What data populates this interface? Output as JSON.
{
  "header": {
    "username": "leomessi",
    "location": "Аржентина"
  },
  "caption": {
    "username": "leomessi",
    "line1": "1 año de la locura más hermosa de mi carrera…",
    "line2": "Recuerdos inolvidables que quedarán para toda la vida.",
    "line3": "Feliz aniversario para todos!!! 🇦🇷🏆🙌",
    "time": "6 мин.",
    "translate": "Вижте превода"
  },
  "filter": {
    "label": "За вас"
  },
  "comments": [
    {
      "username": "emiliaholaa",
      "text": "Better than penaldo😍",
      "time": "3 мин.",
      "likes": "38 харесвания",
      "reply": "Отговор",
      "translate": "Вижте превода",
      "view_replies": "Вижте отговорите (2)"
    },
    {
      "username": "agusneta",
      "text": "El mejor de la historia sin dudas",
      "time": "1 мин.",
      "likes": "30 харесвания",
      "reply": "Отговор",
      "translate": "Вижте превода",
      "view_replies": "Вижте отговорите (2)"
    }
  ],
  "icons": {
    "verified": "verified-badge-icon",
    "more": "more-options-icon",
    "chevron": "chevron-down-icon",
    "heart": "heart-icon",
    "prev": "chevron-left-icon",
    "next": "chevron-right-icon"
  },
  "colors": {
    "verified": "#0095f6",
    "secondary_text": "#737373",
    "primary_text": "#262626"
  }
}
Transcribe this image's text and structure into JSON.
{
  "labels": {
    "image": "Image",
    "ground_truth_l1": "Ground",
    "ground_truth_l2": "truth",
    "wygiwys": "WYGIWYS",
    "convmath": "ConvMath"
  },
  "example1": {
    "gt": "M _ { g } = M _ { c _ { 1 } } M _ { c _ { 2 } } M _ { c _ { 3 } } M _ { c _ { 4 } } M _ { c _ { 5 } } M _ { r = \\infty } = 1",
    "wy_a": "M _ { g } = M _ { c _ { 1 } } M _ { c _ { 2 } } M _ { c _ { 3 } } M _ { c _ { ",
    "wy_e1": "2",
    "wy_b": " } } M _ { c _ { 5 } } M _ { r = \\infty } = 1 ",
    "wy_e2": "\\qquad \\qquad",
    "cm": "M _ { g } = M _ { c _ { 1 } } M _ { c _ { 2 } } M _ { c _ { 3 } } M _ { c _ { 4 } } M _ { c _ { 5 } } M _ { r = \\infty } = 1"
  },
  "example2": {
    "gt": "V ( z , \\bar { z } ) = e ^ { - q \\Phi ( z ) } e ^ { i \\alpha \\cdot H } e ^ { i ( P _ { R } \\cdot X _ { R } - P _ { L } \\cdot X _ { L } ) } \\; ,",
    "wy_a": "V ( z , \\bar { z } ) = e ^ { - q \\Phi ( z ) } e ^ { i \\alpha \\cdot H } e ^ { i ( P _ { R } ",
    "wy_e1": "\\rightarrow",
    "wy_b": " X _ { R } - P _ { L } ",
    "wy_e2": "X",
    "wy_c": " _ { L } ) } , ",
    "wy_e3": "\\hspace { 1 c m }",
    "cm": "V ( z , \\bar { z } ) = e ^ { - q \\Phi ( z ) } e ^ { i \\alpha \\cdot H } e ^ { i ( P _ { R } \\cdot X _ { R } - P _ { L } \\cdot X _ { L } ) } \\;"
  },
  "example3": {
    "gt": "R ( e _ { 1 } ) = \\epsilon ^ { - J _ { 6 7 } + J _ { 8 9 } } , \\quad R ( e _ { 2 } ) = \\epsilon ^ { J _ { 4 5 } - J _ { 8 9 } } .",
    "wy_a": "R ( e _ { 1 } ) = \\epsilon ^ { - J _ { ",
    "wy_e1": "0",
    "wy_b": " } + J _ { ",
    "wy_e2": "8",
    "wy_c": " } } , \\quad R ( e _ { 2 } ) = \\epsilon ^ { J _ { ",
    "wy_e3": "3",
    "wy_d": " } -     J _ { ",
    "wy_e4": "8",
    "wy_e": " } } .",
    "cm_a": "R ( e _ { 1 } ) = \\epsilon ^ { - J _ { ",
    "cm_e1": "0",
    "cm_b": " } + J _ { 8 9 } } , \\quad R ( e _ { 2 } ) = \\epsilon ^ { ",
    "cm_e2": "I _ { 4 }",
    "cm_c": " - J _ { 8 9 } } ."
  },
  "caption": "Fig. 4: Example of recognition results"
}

···

Search the entries for the word "харесвания" and copy every line that has it.

* _WORKED ANSWER_:
      "likes": "38 харесвания",
      "likes": "30 харесвания",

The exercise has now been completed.